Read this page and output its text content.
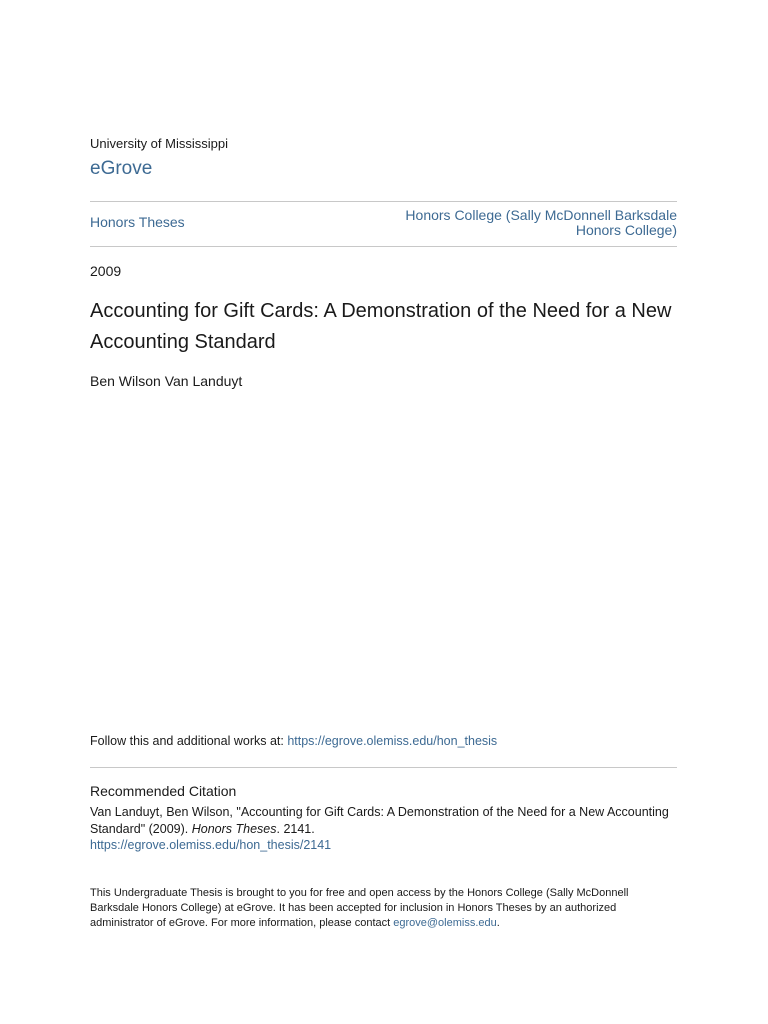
University of Mississippi
eGrove
Honors Theses	Honors College (Sally McDonnell Barksdale Honors College)
2009
Accounting for Gift Cards: A Demonstration of the Need for a New Accounting Standard
Ben Wilson Van Landuyt
Follow this and additional works at: https://egrove.olemiss.edu/hon_thesis
Recommended Citation
Van Landuyt, Ben Wilson, "Accounting for Gift Cards: A Demonstration of the Need for a New Accounting Standard" (2009). Honors Theses. 2141.
https://egrove.olemiss.edu/hon_thesis/2141
This Undergraduate Thesis is brought to you for free and open access by the Honors College (Sally McDonnell Barksdale Honors College) at eGrove. It has been accepted for inclusion in Honors Theses by an authorized administrator of eGrove. For more information, please contact egrove@olemiss.edu.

------------

> _What is expected_: Can the entries above be repeated exactly, without their pictures?

> _Task answer_:
Read this page and output its text content.
University of Mississippi
eGrove
Honors Theses	Honors College (Sally McDonnell Barksdale Honors College)
2009
Accounting for Gift Cards: A Demonstration of the Need for a New Accounting Standard
Ben Wilson Van Landuyt
Follow this and additional works at: https://egrove.olemiss.edu/hon_thesis
Recommended Citation
Van Landuyt, Ben Wilson, "Accounting for Gift Cards: A Demonstration of the Need for a New Accounting Standard" (2009). Honors Theses. 2141.
https://egrove.olemiss.edu/hon_thesis/2141
This Undergraduate Thesis is brought to you for free and open access by the Honors College (Sally McDonnell Barksdale Honors College) at eGrove. It has been accepted for inclusion in Honors Theses by an authorized administrator of eGrove. For more information, please contact egrove@olemiss.edu.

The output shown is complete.